> Your instructions:
Rewrite the items from the very start through the line that contains "Y-axis label: Amps: Amps: [21, 267, 31, 298]", replacing "Legend" with "Key" and keeping everything else the same.

(Element placement data)
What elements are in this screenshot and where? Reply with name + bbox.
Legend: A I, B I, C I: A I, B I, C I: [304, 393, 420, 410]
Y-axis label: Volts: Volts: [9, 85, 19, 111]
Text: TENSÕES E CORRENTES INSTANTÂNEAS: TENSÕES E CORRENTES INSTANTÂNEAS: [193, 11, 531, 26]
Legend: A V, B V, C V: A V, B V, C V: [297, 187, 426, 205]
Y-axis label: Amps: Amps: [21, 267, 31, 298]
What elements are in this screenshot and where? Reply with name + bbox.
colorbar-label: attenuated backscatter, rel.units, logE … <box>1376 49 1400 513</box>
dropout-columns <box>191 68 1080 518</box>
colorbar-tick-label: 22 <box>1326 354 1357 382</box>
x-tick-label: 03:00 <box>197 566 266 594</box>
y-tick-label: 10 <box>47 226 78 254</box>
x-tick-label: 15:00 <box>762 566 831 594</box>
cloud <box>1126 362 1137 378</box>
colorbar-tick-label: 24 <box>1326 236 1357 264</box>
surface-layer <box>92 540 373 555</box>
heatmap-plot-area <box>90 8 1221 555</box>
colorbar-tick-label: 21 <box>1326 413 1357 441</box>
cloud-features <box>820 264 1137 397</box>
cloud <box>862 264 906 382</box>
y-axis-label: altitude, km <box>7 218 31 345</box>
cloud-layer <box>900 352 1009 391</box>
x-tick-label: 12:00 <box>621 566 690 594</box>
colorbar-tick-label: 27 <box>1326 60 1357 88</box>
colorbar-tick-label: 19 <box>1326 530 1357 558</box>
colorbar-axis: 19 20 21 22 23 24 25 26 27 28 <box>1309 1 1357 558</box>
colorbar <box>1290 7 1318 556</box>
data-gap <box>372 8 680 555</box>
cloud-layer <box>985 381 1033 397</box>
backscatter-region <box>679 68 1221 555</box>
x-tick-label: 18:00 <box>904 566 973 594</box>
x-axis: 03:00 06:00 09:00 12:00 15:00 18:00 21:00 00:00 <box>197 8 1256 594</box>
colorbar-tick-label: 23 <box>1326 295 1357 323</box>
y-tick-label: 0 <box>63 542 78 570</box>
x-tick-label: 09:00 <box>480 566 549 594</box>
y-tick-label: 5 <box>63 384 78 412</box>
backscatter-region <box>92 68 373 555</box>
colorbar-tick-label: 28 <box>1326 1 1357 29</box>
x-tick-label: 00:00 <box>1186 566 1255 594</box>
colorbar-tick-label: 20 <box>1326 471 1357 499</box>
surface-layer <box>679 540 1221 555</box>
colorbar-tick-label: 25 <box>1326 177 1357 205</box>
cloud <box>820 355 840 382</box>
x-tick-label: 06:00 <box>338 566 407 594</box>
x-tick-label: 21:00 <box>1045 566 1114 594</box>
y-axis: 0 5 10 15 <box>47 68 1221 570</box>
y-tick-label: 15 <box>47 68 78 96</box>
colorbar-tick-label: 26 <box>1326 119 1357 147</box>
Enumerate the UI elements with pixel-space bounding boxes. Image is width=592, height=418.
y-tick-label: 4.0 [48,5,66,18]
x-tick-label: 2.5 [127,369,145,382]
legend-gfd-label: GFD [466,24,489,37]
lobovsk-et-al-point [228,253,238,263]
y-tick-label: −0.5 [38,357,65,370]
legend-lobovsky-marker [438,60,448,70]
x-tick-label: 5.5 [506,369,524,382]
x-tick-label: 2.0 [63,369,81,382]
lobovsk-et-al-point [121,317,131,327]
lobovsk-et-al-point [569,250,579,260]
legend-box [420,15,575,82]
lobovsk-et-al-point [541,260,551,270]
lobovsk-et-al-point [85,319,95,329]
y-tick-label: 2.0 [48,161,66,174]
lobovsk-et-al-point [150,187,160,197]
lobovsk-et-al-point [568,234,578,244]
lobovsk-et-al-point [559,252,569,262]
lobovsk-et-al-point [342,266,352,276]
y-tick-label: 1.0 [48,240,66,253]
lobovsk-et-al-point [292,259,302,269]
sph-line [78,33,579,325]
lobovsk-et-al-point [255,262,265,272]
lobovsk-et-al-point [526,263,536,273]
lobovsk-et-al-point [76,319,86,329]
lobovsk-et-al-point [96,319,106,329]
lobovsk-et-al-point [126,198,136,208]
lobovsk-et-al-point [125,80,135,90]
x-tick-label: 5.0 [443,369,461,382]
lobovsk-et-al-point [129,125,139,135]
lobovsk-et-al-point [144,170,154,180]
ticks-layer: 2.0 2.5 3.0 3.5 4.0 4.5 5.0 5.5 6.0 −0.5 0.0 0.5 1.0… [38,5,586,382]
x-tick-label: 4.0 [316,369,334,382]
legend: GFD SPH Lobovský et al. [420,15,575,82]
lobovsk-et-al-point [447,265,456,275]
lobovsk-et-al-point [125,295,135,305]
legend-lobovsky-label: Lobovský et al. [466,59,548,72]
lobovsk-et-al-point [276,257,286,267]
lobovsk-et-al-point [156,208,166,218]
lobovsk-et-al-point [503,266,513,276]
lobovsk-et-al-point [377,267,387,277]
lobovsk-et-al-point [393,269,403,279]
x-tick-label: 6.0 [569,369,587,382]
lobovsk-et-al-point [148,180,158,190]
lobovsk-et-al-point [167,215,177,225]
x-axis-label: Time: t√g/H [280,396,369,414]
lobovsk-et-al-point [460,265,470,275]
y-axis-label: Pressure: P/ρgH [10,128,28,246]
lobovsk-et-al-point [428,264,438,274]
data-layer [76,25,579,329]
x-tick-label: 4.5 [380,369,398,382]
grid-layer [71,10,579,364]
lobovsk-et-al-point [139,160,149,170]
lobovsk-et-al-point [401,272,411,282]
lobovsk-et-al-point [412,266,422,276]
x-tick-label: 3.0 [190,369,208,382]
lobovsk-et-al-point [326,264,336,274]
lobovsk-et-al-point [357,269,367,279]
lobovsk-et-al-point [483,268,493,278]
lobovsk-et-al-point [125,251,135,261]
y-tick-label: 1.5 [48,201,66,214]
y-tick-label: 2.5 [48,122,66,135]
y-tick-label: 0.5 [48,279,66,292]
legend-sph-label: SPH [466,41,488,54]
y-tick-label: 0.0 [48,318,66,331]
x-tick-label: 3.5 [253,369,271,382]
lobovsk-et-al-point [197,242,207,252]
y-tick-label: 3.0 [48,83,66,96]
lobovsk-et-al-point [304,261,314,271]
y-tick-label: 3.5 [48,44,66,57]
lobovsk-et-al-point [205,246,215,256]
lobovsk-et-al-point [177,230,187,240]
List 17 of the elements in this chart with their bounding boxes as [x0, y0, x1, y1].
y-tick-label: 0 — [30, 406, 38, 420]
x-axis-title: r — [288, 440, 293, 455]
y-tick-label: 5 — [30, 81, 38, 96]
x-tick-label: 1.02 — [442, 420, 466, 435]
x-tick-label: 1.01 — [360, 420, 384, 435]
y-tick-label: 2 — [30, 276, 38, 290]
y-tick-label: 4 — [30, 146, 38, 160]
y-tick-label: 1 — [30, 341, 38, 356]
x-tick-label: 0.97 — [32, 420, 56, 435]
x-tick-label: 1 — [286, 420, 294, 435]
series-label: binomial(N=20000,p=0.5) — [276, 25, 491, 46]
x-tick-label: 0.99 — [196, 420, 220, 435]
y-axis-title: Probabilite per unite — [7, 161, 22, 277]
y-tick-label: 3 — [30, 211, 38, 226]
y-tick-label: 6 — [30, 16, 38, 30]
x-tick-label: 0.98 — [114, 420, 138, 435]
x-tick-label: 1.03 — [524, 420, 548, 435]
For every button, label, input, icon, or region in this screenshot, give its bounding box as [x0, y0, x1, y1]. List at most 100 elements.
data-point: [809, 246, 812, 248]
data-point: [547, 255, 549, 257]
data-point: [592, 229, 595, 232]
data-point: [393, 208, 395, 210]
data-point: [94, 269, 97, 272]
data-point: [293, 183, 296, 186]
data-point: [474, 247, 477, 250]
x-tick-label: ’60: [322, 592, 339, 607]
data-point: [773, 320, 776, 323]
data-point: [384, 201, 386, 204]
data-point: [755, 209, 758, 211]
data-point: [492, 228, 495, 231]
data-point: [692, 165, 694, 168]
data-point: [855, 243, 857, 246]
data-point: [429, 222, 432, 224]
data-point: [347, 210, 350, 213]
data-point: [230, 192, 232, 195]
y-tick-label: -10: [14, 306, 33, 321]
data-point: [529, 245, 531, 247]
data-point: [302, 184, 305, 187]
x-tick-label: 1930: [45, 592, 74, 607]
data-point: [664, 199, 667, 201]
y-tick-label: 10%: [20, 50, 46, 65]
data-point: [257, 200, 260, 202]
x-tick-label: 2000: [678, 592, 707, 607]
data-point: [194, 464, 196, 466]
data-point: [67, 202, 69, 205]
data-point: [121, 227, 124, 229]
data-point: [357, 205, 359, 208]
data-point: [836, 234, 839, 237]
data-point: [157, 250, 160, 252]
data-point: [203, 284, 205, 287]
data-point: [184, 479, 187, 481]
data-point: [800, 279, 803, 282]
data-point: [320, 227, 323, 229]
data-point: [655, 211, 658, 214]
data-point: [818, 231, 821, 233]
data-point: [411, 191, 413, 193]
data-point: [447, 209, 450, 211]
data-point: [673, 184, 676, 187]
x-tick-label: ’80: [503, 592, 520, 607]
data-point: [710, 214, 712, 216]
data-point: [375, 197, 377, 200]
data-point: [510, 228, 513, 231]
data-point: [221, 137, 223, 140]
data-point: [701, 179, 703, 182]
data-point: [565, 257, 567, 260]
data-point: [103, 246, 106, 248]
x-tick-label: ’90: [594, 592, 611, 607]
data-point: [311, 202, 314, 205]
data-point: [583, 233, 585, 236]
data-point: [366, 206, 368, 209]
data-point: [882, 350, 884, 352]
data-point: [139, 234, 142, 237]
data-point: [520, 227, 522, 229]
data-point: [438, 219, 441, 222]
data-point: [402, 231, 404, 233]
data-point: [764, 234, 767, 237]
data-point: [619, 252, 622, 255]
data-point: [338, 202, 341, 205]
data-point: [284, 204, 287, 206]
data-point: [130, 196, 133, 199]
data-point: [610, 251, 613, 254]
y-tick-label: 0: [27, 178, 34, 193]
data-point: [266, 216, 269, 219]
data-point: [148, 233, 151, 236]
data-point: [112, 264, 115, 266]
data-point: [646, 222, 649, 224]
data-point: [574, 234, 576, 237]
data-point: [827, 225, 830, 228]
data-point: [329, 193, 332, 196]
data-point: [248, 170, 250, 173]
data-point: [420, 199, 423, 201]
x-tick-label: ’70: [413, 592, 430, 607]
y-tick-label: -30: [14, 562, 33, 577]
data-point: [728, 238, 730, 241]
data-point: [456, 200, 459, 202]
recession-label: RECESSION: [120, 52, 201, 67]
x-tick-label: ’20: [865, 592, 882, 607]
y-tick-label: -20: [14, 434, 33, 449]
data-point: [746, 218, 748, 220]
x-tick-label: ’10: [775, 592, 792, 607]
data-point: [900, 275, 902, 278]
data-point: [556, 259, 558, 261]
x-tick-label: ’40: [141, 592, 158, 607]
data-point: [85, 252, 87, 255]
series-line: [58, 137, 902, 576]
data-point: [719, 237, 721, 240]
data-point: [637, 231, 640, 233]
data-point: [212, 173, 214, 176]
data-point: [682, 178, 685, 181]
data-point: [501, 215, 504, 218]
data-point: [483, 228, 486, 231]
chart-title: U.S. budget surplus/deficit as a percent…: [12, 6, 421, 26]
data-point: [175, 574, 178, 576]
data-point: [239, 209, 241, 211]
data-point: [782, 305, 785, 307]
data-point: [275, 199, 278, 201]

> Answer to the problem:
What elements are in this screenshot and where? Reply with name + bbox.
Key: A I, B I, C I: A I, B I, C I: [304, 393, 420, 410]
Y-axis label: Volts: Volts: [9, 85, 19, 111]
Text: TENSÕES E CORRENTES INSTANTÂNEAS: TENSÕES E CORRENTES INSTANTÂNEAS: [193, 11, 531, 26]
Key: A V, B V, C V: A V, B V, C V: [297, 187, 426, 205]
Y-axis label: Amps: Amps: [21, 267, 31, 298]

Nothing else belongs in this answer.